* やること: 以下の記録を、すべての行について一字も変えずに引用せよ。

++++++++++++++++++++

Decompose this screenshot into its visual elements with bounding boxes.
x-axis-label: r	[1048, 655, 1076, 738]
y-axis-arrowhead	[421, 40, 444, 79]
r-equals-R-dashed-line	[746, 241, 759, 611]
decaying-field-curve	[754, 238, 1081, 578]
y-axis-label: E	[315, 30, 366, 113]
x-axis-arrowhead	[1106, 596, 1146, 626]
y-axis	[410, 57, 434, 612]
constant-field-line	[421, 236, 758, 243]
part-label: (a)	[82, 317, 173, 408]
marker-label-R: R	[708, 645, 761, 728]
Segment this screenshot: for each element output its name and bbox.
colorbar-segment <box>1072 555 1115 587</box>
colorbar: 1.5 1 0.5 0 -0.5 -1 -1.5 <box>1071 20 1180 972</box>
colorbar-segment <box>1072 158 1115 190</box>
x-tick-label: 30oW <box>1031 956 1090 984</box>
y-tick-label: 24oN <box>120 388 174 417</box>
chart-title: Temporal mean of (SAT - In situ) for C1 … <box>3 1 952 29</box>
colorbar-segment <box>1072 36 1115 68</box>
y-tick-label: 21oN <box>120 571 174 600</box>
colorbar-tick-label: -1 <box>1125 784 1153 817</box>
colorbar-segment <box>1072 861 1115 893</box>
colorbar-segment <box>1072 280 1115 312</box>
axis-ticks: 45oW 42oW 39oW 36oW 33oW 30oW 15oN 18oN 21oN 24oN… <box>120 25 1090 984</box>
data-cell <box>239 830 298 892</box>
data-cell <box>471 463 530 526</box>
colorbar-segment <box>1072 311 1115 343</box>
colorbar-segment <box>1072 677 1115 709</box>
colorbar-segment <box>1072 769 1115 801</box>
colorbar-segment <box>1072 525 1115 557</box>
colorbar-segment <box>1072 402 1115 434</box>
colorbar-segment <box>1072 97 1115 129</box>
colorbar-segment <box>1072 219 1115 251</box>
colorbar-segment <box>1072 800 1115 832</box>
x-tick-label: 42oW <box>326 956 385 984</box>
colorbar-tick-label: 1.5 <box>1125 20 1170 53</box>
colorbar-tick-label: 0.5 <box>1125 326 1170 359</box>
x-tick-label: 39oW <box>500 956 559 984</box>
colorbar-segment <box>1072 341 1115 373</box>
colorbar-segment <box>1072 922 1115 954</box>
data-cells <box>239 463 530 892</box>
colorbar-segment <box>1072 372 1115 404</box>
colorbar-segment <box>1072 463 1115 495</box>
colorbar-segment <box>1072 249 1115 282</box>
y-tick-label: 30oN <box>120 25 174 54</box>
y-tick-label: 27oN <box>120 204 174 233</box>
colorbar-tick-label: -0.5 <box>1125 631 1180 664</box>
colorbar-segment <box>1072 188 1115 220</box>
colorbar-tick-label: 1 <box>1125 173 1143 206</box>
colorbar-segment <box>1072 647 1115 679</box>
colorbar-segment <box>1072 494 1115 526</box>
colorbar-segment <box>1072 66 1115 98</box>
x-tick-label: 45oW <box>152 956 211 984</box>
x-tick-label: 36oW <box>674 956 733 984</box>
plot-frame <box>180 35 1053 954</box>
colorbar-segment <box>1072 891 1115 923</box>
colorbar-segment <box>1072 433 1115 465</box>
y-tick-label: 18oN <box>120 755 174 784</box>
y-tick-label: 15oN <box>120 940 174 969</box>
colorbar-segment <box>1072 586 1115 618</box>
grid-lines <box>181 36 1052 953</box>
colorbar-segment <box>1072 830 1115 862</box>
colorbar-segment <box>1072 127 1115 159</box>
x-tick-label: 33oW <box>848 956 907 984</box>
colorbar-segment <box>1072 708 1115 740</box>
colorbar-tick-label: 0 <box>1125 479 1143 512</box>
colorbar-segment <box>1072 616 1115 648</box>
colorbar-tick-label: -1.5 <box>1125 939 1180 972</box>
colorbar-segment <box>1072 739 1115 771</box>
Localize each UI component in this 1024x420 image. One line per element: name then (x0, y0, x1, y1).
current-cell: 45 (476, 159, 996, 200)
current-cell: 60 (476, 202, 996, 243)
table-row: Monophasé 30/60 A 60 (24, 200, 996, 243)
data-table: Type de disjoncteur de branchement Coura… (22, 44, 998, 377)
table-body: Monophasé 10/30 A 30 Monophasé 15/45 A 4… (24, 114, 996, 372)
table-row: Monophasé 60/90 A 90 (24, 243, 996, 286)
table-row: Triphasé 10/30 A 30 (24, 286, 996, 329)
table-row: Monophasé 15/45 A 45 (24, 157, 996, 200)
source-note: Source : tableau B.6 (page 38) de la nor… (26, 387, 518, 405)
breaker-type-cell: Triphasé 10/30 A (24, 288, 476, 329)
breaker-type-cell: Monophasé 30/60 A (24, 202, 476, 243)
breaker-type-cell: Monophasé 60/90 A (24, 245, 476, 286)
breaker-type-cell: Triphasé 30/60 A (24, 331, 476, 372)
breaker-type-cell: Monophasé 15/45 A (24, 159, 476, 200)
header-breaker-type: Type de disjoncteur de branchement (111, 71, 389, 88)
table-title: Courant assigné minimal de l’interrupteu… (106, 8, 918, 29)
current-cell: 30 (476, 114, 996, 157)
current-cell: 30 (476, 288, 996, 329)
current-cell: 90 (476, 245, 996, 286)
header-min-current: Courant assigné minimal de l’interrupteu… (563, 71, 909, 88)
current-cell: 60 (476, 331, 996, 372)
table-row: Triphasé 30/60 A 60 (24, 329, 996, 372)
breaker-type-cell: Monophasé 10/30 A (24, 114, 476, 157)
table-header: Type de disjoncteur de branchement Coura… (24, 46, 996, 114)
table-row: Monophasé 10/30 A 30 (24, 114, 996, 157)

++++++++++++++++++++

* 出力:
Decompose this screenshot into its visual elements with bounding boxes.
x-axis-label: r	[1048, 655, 1076, 738]
y-axis-arrowhead	[421, 40, 444, 79]
r-equals-R-dashed-line	[746, 241, 759, 611]
decaying-field-curve	[754, 238, 1081, 578]
y-axis-label: E	[315, 30, 366, 113]
x-axis-arrowhead	[1106, 596, 1146, 626]
y-axis	[410, 57, 434, 612]
constant-field-line	[421, 236, 758, 243]
part-label: (a)	[82, 317, 173, 408]
marker-label-R: R	[708, 645, 761, 728]
Segment this screenshot: for each element output its name and bbox.
colorbar-segment <box>1072 555 1115 587</box>
colorbar: 1.5 1 0.5 0 -0.5 -1 -1.5 <box>1071 20 1180 972</box>
colorbar-segment <box>1072 158 1115 190</box>
x-tick-label: 30oW <box>1031 956 1090 984</box>
y-tick-label: 24oN <box>120 388 174 417</box>
chart-title: Temporal mean of (SAT - In situ) for C1 … <box>3 1 952 29</box>
colorbar-segment <box>1072 36 1115 68</box>
y-tick-label: 21oN <box>120 571 174 600</box>
colorbar-tick-label: -1 <box>1125 784 1153 817</box>
colorbar-segment <box>1072 861 1115 893</box>
colorbar-segment <box>1072 280 1115 312</box>
axis-ticks: 45oW 42oW 39oW 36oW 33oW 30oW 15oN 18oN 21oN 24oN… <box>120 25 1090 984</box>
data-cell <box>239 830 298 892</box>
data-cell <box>471 463 530 526</box>
colorbar-segment <box>1072 311 1115 343</box>
colorbar-segment <box>1072 677 1115 709</box>
colorbar-segment <box>1072 769 1115 801</box>
colorbar-segment <box>1072 525 1115 557</box>
colorbar-segment <box>1072 402 1115 434</box>
colorbar-segment <box>1072 97 1115 129</box>
colorbar-segment <box>1072 219 1115 251</box>
colorbar-segment <box>1072 800 1115 832</box>
x-tick-label: 42oW <box>326 956 385 984</box>
colorbar-tick-label: 1.5 <box>1125 20 1170 53</box>
colorbar-tick-label: 0.5 <box>1125 326 1170 359</box>
x-tick-label: 39oW <box>500 956 559 984</box>
colorbar-segment <box>1072 341 1115 373</box>
colorbar-segment <box>1072 922 1115 954</box>
data-cells <box>239 463 530 892</box>
colorbar-segment <box>1072 372 1115 404</box>
colorbar-segment <box>1072 463 1115 495</box>
colorbar-segment <box>1072 249 1115 282</box>
y-tick-label: 30oN <box>120 25 174 54</box>
y-tick-label: 27oN <box>120 204 174 233</box>
colorbar-tick-label: -0.5 <box>1125 631 1180 664</box>
colorbar-segment <box>1072 188 1115 220</box>
colorbar-tick-label: 1 <box>1125 173 1143 206</box>
colorbar-segment <box>1072 647 1115 679</box>
colorbar-segment <box>1072 494 1115 526</box>
colorbar-segment <box>1072 66 1115 98</box>
x-tick-label: 45oW <box>152 956 211 984</box>
x-tick-label: 36oW <box>674 956 733 984</box>
plot-frame <box>180 35 1053 954</box>
colorbar-segment <box>1072 891 1115 923</box>
colorbar-segment <box>1072 433 1115 465</box>
y-tick-label: 18oN <box>120 755 174 784</box>
y-tick-label: 15oN <box>120 940 174 969</box>
colorbar-segment <box>1072 586 1115 618</box>
grid-lines <box>181 36 1052 953</box>
colorbar-segment <box>1072 830 1115 862</box>
colorbar-segment <box>1072 127 1115 159</box>
x-tick-label: 33oW <box>848 956 907 984</box>
colorbar-segment <box>1072 708 1115 740</box>
colorbar-tick-label: 0 <box>1125 479 1143 512</box>
colorbar-segment <box>1072 616 1115 648</box>
colorbar-tick-label: -1.5 <box>1125 939 1180 972</box>
colorbar-segment <box>1072 739 1115 771</box>
Localize each UI component in this 1024x420 image. One line per element: name then (x0, y0, x1, y1).
current-cell: 45 (476, 159, 996, 200)
current-cell: 60 (476, 202, 996, 243)
table-row: Monophasé 30/60 A 60 (24, 200, 996, 243)
data-table: Type de disjoncteur de branchement Coura… (22, 44, 998, 377)
table-body: Monophasé 10/30 A 30 Monophasé 15/45 A 4… (24, 114, 996, 372)
table-row: Monophasé 60/90 A 90 (24, 243, 996, 286)
table-row: Triphasé 10/30 A 30 (24, 286, 996, 329)
table-row: Monophasé 15/45 A 45 (24, 157, 996, 200)
source-note: Source : tableau B.6 (page 38) de la nor… (26, 387, 518, 405)
breaker-type-cell: Triphasé 10/30 A (24, 288, 476, 329)
breaker-type-cell: Monophasé 30/60 A (24, 202, 476, 243)
breaker-type-cell: Monophasé 60/90 A (24, 245, 476, 286)
breaker-type-cell: Triphasé 30/60 A (24, 331, 476, 372)
breaker-type-cell: Monophasé 15/45 A (24, 159, 476, 200)
header-breaker-type: Type de disjoncteur de branchement (111, 71, 389, 88)
table-title: Courant assigné minimal de l’interrupteu… (106, 8, 918, 29)
current-cell: 30 (476, 114, 996, 157)
current-cell: 30 (476, 288, 996, 329)
current-cell: 90 (476, 245, 996, 286)
header-min-current: Courant assigné minimal de l’interrupteu… (563, 71, 909, 88)
current-cell: 60 (476, 331, 996, 372)
table-row: Triphasé 30/60 A 60 (24, 329, 996, 372)
breaker-type-cell: Monophasé 10/30 A (24, 114, 476, 157)
table-header: Type de disjoncteur de branchement Coura… (24, 46, 996, 114)
table-row: Monophasé 10/30 A 30 (24, 114, 996, 157)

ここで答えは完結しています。